---- FRAGMENTO SELECCIONADO

Decálogo del cachopista*
*Un “cachopista” es quien pide cachopo porque cree en él. No lo hace por casualidad ni por probar, sino porque sabe reconocer cuándo está bien hecho. Disfruta el momento, no tiene prisa y entiende que salir un poco manchado forma parte de la experiencia. Cuando encuentra uno bueno, lo recuerda. Y suele volver a por él.
Normas básicas para tomarse el cachopo como se merece
En Cachopería Rey Astur tenemos algo claro: el cachopo no es una moda ni un plato cualquiera. Es una forma de entender la cocina y la mesa. Después de años preparándolo y viéndolo disfrutar en sala, hemos reunido aquí las reglas no oficiales del buen “cachopista”. No son obligatorias, pero ayudan.
1. El cachopo se mira antes de tocarse
Antes de empezar conviene pararse un segundo y comprobar que el empanado está crujiente y que el tamaño promete una buena comida.
2. El primer corte importa
Debe ser firme y decidido. Marca el ritmo de todo lo que viene después.
3. El relleno no admite fallos
El queso debe fundir bien y acompañar a la carne sin robarle protagonismo.
4. Las patatas también cuentan
Las patatas no están solo para llenar el plato. Ayudan a equilibrar cada bocado y forman parte de la experiencia completa.
5. El primer bocado pide silencio
Si la mesa se queda callada, el cachopo está cumpliendo su función.
6. La bebida debe ir con el cachopo
La bebida no está para tapar sabores, debe hacer que la experiencia sea redonda. La sidra es una buena opción.
7. Compartir es una decisión personal
Hay quien disfruta repartiendo y quien prefiere defender su parte. Ambas opciones son válidas.
8. Mancharse entra dentro del plan
Cuando el cachopo es de verdad, es difícil salir limpio.
9. No hay término medio
Un buen cachopo se disfruta sin dudas. Si no lo hace, es que algo falla.
10. Si es de Rey Astur, va en serio
Detrás hay producto bien elegido y mucho trabajo diario.

--------
---- LOS DATOS

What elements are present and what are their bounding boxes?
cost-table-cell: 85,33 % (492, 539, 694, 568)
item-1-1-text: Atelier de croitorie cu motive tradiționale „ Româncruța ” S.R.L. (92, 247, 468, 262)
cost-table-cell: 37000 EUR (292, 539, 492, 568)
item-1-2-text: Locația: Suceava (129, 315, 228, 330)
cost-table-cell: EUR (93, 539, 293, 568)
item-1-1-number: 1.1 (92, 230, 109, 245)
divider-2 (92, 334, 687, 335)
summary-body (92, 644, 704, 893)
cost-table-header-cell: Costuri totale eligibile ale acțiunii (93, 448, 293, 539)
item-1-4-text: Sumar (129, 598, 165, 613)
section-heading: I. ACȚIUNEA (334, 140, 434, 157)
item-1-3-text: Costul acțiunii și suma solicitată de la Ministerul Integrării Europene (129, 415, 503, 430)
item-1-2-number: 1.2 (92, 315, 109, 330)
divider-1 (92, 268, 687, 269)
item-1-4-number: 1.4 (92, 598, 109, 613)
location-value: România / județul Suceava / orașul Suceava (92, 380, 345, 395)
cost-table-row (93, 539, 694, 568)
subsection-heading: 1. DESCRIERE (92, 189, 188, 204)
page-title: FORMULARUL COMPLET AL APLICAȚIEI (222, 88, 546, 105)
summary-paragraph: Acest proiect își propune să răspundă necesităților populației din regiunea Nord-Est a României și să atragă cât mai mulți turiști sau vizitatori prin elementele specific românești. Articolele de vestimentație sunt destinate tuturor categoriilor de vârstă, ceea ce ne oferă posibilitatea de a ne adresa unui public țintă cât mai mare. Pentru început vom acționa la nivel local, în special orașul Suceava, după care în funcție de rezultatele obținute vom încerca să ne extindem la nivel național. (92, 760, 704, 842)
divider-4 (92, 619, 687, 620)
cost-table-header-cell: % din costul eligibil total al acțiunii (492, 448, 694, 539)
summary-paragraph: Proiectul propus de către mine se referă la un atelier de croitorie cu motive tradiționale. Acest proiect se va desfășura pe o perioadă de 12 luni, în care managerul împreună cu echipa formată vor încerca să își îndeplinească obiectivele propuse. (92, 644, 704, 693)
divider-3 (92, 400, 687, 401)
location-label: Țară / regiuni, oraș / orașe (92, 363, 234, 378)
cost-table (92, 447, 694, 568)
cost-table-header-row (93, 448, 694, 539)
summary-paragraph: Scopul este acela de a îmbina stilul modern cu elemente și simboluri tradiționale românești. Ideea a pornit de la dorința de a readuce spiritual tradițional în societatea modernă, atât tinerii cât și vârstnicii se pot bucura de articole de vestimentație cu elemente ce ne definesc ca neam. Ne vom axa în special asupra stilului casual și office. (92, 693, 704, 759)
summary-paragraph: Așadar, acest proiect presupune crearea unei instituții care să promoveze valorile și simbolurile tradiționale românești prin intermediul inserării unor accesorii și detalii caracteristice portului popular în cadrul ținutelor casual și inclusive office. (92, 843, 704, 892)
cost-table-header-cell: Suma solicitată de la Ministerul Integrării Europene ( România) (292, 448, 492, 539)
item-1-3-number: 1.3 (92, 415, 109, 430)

--------

§ **ENUNCIADO DE LA TAREA**
Responda a estas preguntas sobre el decálogo del cachopista:
1. ¿Qué hace un cachopista cuando encuentra un cachopo bueno?
2. ¿Qué debe hacer el queso del relleno?
3. ¿Qué bebida se señala como una buena opción?
Los datos no son necesarios para resolver esta tarea.

§ **SU SOLUCIÓN**
1. Lo recuerda y suele volver a por él.
2. Debe fundir bien y acompañar a la carne sin robarle protagonismo.
3. La sidra.